Given request ::
Scan the data. Collect each line that contains the word "from".

## start

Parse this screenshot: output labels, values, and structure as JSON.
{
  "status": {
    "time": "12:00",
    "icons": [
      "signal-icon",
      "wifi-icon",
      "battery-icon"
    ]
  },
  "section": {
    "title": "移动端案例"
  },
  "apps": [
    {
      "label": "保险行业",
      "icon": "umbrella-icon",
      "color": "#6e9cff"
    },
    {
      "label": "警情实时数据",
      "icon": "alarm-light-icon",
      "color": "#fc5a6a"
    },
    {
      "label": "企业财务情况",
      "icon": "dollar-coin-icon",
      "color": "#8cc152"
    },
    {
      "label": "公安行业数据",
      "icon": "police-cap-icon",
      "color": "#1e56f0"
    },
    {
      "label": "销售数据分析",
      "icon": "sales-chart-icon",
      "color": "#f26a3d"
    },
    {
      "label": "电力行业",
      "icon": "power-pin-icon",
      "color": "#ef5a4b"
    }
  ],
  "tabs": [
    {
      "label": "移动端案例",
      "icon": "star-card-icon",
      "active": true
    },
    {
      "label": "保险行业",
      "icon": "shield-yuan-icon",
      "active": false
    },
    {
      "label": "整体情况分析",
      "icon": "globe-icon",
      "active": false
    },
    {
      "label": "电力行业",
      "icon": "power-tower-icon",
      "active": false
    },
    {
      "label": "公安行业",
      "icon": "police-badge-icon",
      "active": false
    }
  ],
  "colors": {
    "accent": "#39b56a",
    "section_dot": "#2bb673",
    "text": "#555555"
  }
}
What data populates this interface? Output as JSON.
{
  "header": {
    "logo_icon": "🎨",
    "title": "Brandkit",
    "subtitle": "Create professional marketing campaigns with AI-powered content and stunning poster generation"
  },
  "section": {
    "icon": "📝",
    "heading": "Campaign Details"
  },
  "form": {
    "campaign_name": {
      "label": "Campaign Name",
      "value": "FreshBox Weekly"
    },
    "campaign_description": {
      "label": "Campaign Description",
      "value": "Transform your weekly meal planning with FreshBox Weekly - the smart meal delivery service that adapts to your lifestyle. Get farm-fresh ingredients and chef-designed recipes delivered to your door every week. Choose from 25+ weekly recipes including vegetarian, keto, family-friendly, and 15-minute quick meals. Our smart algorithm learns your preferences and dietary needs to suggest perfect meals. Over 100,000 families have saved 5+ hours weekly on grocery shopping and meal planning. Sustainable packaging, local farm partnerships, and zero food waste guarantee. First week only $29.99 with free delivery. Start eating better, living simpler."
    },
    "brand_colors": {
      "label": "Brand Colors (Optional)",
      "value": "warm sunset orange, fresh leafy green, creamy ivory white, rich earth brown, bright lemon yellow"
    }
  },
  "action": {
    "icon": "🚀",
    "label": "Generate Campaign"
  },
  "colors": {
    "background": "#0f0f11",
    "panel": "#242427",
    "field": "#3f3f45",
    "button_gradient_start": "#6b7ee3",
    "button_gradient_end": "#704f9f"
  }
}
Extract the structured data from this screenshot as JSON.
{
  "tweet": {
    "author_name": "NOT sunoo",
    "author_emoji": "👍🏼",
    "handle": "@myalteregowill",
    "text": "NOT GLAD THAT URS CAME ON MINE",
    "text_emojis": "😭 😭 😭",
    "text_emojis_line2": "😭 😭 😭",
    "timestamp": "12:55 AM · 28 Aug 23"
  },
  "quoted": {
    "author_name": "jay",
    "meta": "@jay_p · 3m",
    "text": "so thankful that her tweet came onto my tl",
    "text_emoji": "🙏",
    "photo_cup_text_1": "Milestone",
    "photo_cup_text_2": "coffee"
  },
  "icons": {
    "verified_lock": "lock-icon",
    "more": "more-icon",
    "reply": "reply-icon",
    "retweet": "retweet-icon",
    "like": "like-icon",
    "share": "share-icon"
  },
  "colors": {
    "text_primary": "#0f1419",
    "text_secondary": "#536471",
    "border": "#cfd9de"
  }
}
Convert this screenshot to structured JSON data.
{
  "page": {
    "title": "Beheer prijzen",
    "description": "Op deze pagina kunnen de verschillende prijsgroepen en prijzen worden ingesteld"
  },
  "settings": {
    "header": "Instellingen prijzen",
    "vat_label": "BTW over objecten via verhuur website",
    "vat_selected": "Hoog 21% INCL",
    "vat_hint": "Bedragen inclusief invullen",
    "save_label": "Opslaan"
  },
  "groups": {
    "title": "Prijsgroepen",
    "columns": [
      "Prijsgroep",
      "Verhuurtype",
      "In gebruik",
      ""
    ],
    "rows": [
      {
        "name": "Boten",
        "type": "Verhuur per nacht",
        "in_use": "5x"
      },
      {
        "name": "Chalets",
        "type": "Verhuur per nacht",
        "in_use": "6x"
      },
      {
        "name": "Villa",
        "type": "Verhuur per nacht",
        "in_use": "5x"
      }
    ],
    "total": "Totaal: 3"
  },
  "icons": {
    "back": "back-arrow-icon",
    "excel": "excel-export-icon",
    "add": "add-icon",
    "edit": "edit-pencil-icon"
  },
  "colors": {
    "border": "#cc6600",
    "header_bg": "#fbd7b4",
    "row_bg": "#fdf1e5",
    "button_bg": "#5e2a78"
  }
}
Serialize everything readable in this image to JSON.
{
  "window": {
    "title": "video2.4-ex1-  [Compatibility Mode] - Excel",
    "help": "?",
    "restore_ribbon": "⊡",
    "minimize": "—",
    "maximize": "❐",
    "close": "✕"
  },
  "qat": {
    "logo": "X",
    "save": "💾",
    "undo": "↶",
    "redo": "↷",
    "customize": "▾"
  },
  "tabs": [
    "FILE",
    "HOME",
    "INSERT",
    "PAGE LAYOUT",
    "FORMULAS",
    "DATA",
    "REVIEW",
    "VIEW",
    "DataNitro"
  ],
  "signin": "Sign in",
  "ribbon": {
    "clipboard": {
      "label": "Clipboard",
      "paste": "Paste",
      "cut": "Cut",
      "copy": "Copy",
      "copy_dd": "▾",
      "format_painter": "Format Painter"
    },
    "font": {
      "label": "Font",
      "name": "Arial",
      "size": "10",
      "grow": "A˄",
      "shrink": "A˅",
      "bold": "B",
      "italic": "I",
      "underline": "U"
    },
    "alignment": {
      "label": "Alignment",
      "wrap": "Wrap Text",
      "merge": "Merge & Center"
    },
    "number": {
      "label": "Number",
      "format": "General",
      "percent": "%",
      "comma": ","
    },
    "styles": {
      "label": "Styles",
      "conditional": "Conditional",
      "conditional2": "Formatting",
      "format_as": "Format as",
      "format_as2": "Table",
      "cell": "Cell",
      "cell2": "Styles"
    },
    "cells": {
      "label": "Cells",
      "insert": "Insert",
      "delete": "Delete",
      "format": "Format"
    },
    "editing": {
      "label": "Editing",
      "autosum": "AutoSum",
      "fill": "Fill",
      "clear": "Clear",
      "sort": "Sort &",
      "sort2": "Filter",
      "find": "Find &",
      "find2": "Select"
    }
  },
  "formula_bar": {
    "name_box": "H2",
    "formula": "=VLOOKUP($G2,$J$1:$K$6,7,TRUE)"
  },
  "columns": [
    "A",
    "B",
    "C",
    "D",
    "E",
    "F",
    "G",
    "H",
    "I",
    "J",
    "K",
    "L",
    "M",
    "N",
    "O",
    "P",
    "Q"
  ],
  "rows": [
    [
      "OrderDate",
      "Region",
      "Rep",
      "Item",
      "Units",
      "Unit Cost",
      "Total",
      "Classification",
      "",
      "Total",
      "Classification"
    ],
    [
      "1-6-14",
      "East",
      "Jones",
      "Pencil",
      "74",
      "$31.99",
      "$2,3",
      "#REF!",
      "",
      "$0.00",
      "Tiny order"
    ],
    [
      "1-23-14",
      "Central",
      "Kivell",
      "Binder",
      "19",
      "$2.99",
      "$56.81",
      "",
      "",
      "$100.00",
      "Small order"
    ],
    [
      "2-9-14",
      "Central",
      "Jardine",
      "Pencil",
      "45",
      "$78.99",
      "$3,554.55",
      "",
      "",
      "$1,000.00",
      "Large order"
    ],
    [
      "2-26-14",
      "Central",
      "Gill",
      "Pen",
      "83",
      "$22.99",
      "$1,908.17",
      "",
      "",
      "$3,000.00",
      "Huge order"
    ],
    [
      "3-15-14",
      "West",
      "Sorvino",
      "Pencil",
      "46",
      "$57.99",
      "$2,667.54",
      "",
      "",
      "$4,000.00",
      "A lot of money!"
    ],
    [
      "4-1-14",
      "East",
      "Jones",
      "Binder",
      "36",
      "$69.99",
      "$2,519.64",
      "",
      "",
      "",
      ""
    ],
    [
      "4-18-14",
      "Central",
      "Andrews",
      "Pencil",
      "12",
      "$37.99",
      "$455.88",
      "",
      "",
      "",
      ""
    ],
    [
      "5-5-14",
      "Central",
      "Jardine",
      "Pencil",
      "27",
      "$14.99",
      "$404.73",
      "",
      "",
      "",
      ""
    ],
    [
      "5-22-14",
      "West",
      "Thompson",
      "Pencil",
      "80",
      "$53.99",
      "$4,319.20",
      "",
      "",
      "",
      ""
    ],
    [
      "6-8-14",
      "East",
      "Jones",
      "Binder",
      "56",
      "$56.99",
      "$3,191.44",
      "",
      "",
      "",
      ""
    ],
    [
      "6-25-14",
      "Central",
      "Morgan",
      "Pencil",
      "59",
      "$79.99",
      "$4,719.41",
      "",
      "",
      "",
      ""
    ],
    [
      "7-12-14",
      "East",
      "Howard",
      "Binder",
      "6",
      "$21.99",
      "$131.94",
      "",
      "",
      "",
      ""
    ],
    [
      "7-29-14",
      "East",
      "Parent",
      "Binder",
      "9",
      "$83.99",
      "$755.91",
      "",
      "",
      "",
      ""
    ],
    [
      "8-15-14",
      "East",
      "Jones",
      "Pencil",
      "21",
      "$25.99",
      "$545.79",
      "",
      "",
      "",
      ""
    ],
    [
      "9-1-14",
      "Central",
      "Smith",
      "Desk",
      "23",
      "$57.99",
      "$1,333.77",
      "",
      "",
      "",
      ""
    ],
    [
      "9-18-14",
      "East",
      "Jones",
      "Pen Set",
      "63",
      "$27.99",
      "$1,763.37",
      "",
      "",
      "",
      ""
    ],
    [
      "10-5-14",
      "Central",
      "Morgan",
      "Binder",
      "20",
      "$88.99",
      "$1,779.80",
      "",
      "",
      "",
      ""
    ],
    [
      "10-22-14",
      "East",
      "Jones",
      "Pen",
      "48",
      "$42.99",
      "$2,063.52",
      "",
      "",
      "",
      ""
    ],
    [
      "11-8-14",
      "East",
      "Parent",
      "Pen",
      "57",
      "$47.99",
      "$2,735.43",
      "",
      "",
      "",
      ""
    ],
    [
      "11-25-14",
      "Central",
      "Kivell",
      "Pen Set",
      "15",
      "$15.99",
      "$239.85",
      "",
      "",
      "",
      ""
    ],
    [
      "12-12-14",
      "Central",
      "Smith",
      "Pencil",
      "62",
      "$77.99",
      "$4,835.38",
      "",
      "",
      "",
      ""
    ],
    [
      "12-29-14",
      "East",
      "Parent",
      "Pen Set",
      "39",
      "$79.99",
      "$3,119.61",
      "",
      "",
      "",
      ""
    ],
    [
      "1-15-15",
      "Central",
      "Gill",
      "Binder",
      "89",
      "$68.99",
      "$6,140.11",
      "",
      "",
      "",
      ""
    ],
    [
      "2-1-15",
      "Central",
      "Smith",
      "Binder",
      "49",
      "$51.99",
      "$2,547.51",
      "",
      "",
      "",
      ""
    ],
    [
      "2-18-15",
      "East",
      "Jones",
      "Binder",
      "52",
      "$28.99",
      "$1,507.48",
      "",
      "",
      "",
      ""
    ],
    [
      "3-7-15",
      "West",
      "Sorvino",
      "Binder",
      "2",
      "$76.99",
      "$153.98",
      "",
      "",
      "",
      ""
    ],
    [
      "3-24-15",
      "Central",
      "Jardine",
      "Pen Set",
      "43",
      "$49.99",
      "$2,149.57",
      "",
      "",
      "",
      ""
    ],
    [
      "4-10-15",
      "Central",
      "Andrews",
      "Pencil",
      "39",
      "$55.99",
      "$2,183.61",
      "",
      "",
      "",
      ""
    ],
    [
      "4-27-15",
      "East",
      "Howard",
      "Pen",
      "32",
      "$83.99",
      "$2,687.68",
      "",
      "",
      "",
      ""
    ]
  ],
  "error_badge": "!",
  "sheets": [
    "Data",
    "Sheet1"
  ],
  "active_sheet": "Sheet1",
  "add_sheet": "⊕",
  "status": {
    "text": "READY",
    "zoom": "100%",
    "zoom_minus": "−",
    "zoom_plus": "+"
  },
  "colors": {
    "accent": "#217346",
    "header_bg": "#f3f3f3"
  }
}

## end

Response to this exercise ::
      "value": "Transform your weekly meal planning with FreshBox Weekly - the smart meal delivery service that adapts to your lifestyle. Get farm-fresh ingredients and chef-designed recipes delivered to your door every week. Choose from 25+ weekly recipes including vegetarian, keto, family-friendly, and 15-minute quick meals. Our smart algorithm learns your preferences and dietary needs to suggest perfect meals. Over 100,000 families have saved 5+ hours weekly on grocery shopping and meal planning. Sustainable packaging, local farm partnerships, and zero food waste guarantee. First week only $29.99 with free delivery. Start eating better, living simpler."
Extract the structured data from this screenshot as JSON.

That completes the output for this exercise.